■ WORK TO COMPLETE ■
Set each entry down verbatim, omitting images.

■ Figure collection entries ■
• • •

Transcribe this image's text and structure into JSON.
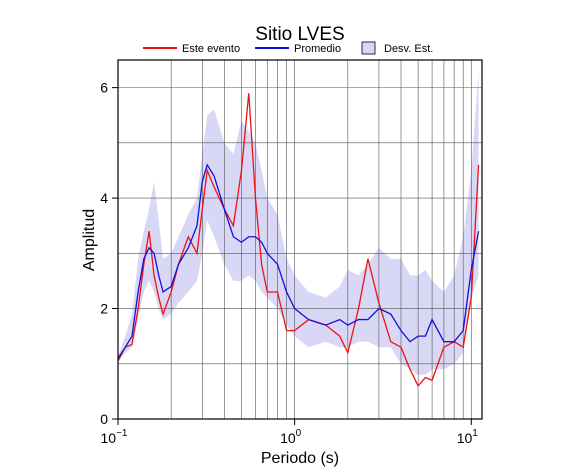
{
  "chart_data": {
    "type": "line",
    "title": "Sitio LVES",
    "xlabel": "Periodo (s)",
    "ylabel": "Amplitud",
    "xscale": "log",
    "xlim": [
      0.1,
      11.5
    ],
    "ylim": [
      0,
      6.5
    ],
    "xticks": [
      {
        "value": 0.1,
        "label": "10",
        "exponent": "−1"
      },
      {
        "value": 1,
        "label": "10",
        "exponent": "0"
      },
      {
        "value": 10,
        "label": "10",
        "exponent": "1"
      }
    ],
    "yticks": [
      0,
      2,
      4,
      6
    ],
    "xgrid": [
      0.2,
      0.3,
      0.4,
      0.5,
      0.6,
      0.7,
      0.8,
      0.9,
      1,
      2,
      3,
      4,
      5,
      6,
      7,
      8,
      9,
      10
    ],
    "ygrid": [
      1,
      2,
      3,
      4,
      5,
      6
    ],
    "x": [
      0.1,
      0.11,
      0.12,
      0.13,
      0.14,
      0.15,
      0.16,
      0.17,
      0.18,
      0.2,
      0.22,
      0.25,
      0.28,
      0.3,
      0.32,
      0.35,
      0.4,
      0.45,
      0.5,
      0.55,
      0.6,
      0.65,
      0.7,
      0.8,
      0.9,
      1.0,
      1.2,
      1.5,
      1.8,
      2.0,
      2.3,
      2.6,
      3.0,
      3.5,
      4.0,
      4.5,
      5.0,
      5.5,
      6.0,
      7.0,
      8.0,
      9.0,
      10.0,
      11.0
    ],
    "band": {
      "name": "Desv. Est.",
      "color": "#d8d8f6",
      "lower": [
        1.05,
        1.2,
        1.3,
        1.8,
        2.3,
        2.5,
        2.3,
        2.0,
        1.8,
        1.9,
        2.1,
        2.3,
        2.5,
        3.0,
        3.6,
        3.3,
        2.8,
        2.5,
        2.5,
        2.6,
        2.5,
        2.3,
        2.2,
        2.0,
        1.7,
        1.5,
        1.3,
        1.4,
        1.3,
        1.3,
        1.4,
        1.4,
        1.3,
        1.3,
        1.0,
        0.9,
        0.8,
        0.8,
        0.9,
        0.9,
        1.0,
        1.2,
        2.2,
        2.6
      ],
      "upper": [
        1.15,
        1.5,
        1.9,
        2.9,
        3.4,
        3.8,
        4.3,
        3.6,
        2.9,
        3.0,
        3.3,
        3.7,
        4.0,
        4.8,
        5.5,
        5.6,
        5.0,
        4.8,
        5.4,
        5.2,
        5.0,
        4.5,
        4.0,
        3.7,
        2.9,
        2.6,
        2.3,
        2.2,
        2.4,
        2.7,
        2.6,
        2.8,
        3.1,
        2.9,
        2.9,
        2.6,
        2.6,
        2.7,
        2.5,
        2.3,
        2.6,
        3.3,
        4.5,
        6.3
      ]
    },
    "series": [
      {
        "name": "Este evento",
        "color": "#ee1111",
        "values": [
          1.05,
          1.3,
          1.35,
          2.0,
          2.8,
          3.4,
          2.6,
          2.2,
          1.9,
          2.3,
          2.8,
          3.3,
          3.0,
          3.8,
          4.5,
          4.2,
          3.8,
          3.5,
          4.5,
          5.9,
          4.0,
          2.8,
          2.3,
          2.3,
          1.6,
          1.6,
          1.8,
          1.7,
          1.5,
          1.2,
          2.0,
          2.9,
          2.1,
          1.4,
          1.3,
          0.9,
          0.6,
          0.75,
          0.7,
          1.3,
          1.4,
          1.3,
          2.2,
          4.6
        ]
      },
      {
        "name": "Promedio",
        "color": "#1111dd",
        "values": [
          1.1,
          1.3,
          1.5,
          2.3,
          2.9,
          3.1,
          3.0,
          2.6,
          2.3,
          2.4,
          2.8,
          3.1,
          3.5,
          4.3,
          4.6,
          4.4,
          3.8,
          3.3,
          3.2,
          3.3,
          3.3,
          3.2,
          3.0,
          2.8,
          2.3,
          2.0,
          1.8,
          1.7,
          1.8,
          1.7,
          1.8,
          1.8,
          2.0,
          1.9,
          1.6,
          1.4,
          1.5,
          1.5,
          1.8,
          1.4,
          1.4,
          1.6,
          2.7,
          3.4
        ]
      }
    ]
  }
}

• • •

■ RESULT OF THE EXERCISE ■
Transcribe this image's text and structure into JSON.
{
  "chart_data": {
    "type": "line",
    "title": "Sitio LVES",
    "xlabel": "Periodo (s)",
    "ylabel": "Amplitud",
    "xscale": "log",
    "xlim": [
      0.1,
      11.5
    ],
    "ylim": [
      0,
      6.5
    ],
    "xticks": [
      {
        "value": 0.1,
        "label": "10",
        "exponent": "−1"
      },
      {
        "value": 1,
        "label": "10",
        "exponent": "0"
      },
      {
        "value": 10,
        "label": "10",
        "exponent": "1"
      }
    ],
    "yticks": [
      0,
      2,
      4,
      6
    ],
    "xgrid": [
      0.2,
      0.3,
      0.4,
      0.5,
      0.6,
      0.7,
      0.8,
      0.9,
      1,
      2,
      3,
      4,
      5,
      6,
      7,
      8,
      9,
      10
    ],
    "ygrid": [
      1,
      2,
      3,
      4,
      5,
      6
    ],
    "x": [
      0.1,
      0.11,
      0.12,
      0.13,
      0.14,
      0.15,
      0.16,
      0.17,
      0.18,
      0.2,
      0.22,
      0.25,
      0.28,
      0.3,
      0.32,
      0.35,
      0.4,
      0.45,
      0.5,
      0.55,
      0.6,
      0.65,
      0.7,
      0.8,
      0.9,
      1.0,
      1.2,
      1.5,
      1.8,
      2.0,
      2.3,
      2.6,
      3.0,
      3.5,
      4.0,
      4.5,
      5.0,
      5.5,
      6.0,
      7.0,
      8.0,
      9.0,
      10.0,
      11.0
    ],
    "band": {
      "name": "Desv. Est.",
      "color": "#d8d8f6",
      "lower": [
        1.05,
        1.2,
        1.3,
        1.8,
        2.3,
        2.5,
        2.3,
        2.0,
        1.8,
        1.9,
        2.1,
        2.3,
        2.5,
        3.0,
        3.6,
        3.3,
        2.8,
        2.5,
        2.5,
        2.6,
        2.5,
        2.3,
        2.2,
        2.0,
        1.7,
        1.5,
        1.3,
        1.4,
        1.3,
        1.3,
        1.4,
        1.4,
        1.3,
        1.3,
        1.0,
        0.9,
        0.8,
        0.8,
        0.9,
        0.9,
        1.0,
        1.2,
        2.2,
        2.6
      ],
      "upper": [
        1.15,
        1.5,
        1.9,
        2.9,
        3.4,
        3.8,
        4.3,
        3.6,
        2.9,
        3.0,
        3.3,
        3.7,
        4.0,
        4.8,
        5.5,
        5.6,
        5.0,
        4.8,
        5.4,
        5.2,
        5.0,
        4.5,
        4.0,
        3.7,
        2.9,
        2.6,
        2.3,
        2.2,
        2.4,
        2.7,
        2.6,
        2.8,
        3.1,
        2.9,
        2.9,
        2.6,
        2.6,
        2.7,
        2.5,
        2.3,
        2.6,
        3.3,
        4.5,
        6.3
      ]
    },
    "series": [
      {
        "name": "Este evento",
        "color": "#ee1111",
        "values": [
          1.05,
          1.3,
          1.35,
          2.0,
          2.8,
          3.4,
          2.6,
          2.2,
          1.9,
          2.3,
          2.8,
          3.3,
          3.0,
          3.8,
          4.5,
          4.2,
          3.8,
          3.5,
          4.5,
          5.9,
          4.0,
          2.8,
          2.3,
          2.3,
          1.6,
          1.6,
          1.8,
          1.7,
          1.5,
          1.2,
          2.0,
          2.9,
          2.1,
          1.4,
          1.3,
          0.9,
          0.6,
          0.75,
          0.7,
          1.3,
          1.4,
          1.3,
          2.2,
          4.6
        ]
      },
      {
        "name": "Promedio",
        "color": "#1111dd",
        "values": [
          1.1,
          1.3,
          1.5,
          2.3,
          2.9,
          3.1,
          3.0,
          2.6,
          2.3,
          2.4,
          2.8,
          3.1,
          3.5,
          4.3,
          4.6,
          4.4,
          3.8,
          3.3,
          3.2,
          3.3,
          3.3,
          3.2,
          3.0,
          2.8,
          2.3,
          2.0,
          1.8,
          1.7,
          1.8,
          1.7,
          1.8,
          1.8,
          2.0,
          1.9,
          1.6,
          1.4,
          1.5,
          1.5,
          1.8,
          1.4,
          1.4,
          1.6,
          2.7,
          3.4
        ]
      }
    ]
  }
}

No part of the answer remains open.